= Requirements =
Bring together all lines of the material below that contain the string "жителів".

= Input material =
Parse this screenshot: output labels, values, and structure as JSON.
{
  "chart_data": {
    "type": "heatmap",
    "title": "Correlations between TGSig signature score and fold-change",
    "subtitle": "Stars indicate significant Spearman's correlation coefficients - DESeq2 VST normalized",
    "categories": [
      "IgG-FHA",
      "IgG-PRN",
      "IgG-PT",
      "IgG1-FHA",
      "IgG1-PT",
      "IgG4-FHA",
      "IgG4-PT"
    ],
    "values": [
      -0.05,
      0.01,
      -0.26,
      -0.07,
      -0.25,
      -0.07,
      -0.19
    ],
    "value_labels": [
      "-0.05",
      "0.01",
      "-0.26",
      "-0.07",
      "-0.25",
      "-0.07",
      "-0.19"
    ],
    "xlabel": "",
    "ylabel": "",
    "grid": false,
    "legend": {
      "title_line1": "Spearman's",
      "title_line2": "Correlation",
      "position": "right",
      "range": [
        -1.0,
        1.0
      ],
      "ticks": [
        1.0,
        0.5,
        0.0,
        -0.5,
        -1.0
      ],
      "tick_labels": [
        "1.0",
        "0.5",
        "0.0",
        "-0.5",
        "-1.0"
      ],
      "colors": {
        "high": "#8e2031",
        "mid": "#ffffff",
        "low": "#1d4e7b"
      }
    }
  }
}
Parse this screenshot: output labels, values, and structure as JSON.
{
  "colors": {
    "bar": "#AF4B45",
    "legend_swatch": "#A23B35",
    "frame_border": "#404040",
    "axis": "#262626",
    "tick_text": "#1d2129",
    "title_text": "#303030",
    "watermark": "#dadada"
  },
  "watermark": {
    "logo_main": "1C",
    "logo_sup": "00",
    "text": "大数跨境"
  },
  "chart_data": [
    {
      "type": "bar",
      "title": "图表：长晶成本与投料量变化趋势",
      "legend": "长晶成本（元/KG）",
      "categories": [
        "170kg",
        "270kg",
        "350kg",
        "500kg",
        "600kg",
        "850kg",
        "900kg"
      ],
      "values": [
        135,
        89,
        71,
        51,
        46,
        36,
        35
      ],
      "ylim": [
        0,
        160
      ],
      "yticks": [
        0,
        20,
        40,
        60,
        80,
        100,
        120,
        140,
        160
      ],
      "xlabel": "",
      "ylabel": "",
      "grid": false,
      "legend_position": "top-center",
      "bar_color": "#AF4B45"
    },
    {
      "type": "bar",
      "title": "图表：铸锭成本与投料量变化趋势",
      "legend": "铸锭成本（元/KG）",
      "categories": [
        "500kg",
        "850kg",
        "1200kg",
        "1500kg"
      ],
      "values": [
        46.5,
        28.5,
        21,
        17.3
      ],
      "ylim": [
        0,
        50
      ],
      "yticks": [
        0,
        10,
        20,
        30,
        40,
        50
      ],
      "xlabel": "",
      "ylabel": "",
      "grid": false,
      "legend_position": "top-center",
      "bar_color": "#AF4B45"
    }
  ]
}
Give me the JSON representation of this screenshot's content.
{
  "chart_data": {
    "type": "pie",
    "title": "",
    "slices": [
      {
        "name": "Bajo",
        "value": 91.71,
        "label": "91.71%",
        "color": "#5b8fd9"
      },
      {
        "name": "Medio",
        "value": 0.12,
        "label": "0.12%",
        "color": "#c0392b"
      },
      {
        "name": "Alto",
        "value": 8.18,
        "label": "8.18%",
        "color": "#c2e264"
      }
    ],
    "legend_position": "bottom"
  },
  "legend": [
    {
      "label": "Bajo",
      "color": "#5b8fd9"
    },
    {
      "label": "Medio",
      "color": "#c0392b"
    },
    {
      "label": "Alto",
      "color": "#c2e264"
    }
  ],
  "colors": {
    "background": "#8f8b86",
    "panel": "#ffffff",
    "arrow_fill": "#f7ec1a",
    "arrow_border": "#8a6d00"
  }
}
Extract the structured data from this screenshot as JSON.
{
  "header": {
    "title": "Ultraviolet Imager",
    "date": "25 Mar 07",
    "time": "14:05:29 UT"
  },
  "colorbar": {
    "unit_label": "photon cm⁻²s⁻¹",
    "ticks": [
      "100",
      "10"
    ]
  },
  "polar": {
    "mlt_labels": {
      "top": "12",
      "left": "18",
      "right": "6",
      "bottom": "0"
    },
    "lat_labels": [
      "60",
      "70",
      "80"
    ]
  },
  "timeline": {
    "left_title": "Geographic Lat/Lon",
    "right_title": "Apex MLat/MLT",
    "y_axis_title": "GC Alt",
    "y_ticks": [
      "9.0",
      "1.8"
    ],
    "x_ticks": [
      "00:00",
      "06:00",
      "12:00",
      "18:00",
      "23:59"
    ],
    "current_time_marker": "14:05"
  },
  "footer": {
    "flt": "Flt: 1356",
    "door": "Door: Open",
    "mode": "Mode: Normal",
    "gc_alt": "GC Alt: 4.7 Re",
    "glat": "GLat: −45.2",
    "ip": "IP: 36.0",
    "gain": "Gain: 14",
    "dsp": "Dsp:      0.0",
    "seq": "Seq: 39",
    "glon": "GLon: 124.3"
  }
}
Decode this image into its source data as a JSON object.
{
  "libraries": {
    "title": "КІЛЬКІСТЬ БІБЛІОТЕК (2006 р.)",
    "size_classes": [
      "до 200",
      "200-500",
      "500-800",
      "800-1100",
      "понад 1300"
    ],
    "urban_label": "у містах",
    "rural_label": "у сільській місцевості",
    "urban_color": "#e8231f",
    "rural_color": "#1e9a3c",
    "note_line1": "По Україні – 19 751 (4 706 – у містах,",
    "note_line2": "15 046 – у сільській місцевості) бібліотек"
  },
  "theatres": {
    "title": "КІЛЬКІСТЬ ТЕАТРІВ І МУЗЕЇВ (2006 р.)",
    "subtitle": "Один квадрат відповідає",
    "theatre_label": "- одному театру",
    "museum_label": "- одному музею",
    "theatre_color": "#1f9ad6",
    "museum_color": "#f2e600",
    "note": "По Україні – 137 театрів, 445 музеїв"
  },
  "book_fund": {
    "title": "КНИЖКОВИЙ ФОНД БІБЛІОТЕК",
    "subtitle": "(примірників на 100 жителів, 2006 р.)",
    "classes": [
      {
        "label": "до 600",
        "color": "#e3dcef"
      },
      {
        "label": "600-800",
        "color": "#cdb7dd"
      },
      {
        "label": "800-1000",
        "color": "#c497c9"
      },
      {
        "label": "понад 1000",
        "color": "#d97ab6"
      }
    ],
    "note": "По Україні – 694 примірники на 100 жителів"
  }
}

= Reply to the exercise =
    "subtitle": "(примірників на 100 жителів, 2006 р.)",
    "note": "По Україні – 694 примірники на 100 жителів"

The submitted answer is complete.